-------- Dataset extract --------

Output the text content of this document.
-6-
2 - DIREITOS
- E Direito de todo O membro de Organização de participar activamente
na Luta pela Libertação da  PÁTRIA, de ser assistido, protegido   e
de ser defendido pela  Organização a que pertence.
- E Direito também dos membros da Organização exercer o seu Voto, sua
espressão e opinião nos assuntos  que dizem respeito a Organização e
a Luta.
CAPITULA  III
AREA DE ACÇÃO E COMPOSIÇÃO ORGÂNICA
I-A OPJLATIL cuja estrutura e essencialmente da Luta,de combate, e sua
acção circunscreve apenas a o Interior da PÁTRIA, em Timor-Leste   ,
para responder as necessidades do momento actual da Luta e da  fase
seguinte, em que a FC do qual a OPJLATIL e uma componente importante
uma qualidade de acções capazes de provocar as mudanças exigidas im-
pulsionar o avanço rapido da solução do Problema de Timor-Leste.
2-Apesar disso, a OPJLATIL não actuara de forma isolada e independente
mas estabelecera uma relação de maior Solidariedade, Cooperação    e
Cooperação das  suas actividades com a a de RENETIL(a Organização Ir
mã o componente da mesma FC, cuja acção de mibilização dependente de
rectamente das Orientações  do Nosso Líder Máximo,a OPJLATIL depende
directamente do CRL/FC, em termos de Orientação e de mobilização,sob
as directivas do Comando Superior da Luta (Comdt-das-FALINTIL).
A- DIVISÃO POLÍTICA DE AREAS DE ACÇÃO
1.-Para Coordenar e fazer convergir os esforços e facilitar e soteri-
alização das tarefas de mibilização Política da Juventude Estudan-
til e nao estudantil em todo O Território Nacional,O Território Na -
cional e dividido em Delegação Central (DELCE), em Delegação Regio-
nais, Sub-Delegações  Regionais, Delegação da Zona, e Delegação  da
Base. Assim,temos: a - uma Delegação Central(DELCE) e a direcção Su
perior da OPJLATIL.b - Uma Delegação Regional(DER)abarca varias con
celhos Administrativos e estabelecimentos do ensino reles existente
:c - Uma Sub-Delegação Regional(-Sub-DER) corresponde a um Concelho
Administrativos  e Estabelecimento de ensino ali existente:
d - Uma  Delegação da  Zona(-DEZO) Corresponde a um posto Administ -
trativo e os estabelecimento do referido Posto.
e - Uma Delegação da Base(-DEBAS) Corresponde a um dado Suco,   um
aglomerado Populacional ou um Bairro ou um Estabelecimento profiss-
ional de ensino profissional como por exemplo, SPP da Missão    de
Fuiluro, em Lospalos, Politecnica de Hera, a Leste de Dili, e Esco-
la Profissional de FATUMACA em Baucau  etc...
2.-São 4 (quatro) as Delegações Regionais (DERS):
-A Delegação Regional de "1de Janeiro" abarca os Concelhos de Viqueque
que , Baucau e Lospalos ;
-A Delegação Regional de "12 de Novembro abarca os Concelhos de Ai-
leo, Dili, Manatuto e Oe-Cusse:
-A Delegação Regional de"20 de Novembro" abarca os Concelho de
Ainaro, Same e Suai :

--------

Stated task: Write the complete data out, exactly as above.

Complete answer:
Output the text content of this document.
-6-
2 - DIREITOS
- E Direito de todo O membro de Organização de participar activamente
na Luta pela Libertação da  PÁTRIA, de ser assistido, protegido   e
de ser defendido pela  Organização a que pertence.
- E Direito também dos membros da Organização exercer o seu Voto, sua
espressão e opinião nos assuntos  que dizem respeito a Organização e
a Luta.
CAPITULA  III
AREA DE ACÇÃO E COMPOSIÇÃO ORGÂNICA
I-A OPJLATIL cuja estrutura e essencialmente da Luta,de combate, e sua
acção circunscreve apenas a o Interior da PÁTRIA, em Timor-Leste   ,
para responder as necessidades do momento actual da Luta e da  fase
seguinte, em que a FC do qual a OPJLATIL e uma componente importante
uma qualidade de acções capazes de provocar as mudanças exigidas im-
pulsionar o avanço rapido da solução do Problema de Timor-Leste.
2-Apesar disso, a OPJLATIL não actuara de forma isolada e independente
mas estabelecera uma relação de maior Solidariedade, Cooperação    e
Cooperação das  suas actividades com a a de RENETIL(a Organização Ir
mã o componente da mesma FC, cuja acção de mibilização dependente de
rectamente das Orientações  do Nosso Líder Máximo,a OPJLATIL depende
directamente do CRL/FC, em termos de Orientação e de mobilização,sob
as directivas do Comando Superior da Luta (Comdt-das-FALINTIL).
A- DIVISÃO POLÍTICA DE AREAS DE ACÇÃO
1.-Para Coordenar e fazer convergir os esforços e facilitar e soteri-
alização das tarefas de mibilização Política da Juventude Estudan-
til e nao estudantil em todo O Território Nacional,O Território Na -
cional e dividido em Delegação Central (DELCE), em Delegação Regio-
nais, Sub-Delegações  Regionais, Delegação da Zona, e Delegação  da
Base. Assim,temos: a - uma Delegação Central(DELCE) e a direcção Su
perior da OPJLATIL.b - Uma Delegação Regional(DER)abarca varias con
celhos Administrativos e estabelecimentos do ensino reles existente
:c - Uma Sub-Delegação Regional(-Sub-DER) corresponde a um Concelho
Administrativos  e Estabelecimento de ensino ali existente:
d - Uma  Delegação da  Zona(-DEZO) Corresponde a um posto Administ -
trativo e os estabelecimento do referido Posto.
e - Uma Delegação da Base(-DEBAS) Corresponde a um dado Suco,   um
aglomerado Populacional ou um Bairro ou um Estabelecimento profiss-
ional de ensino profissional como por exemplo, SPP da Missão    de
Fuiluro, em Lospalos, Politecnica de Hera, a Leste de Dili, e Esco-
la Profissional de FATUMACA em Baucau  etc...
2.-São 4 (quatro) as Delegações Regionais (DERS):
-A Delegação Regional de "1de Janeiro" abarca os Concelhos de Viqueque
que , Baucau e Lospalos ;
-A Delegação Regional de "12 de Novembro abarca os Concelhos de Ai-
leo, Dili, Manatuto e Oe-Cusse:
-A Delegação Regional de"20 de Novembro" abarca os Concelho de
Ainaro, Same e Suai :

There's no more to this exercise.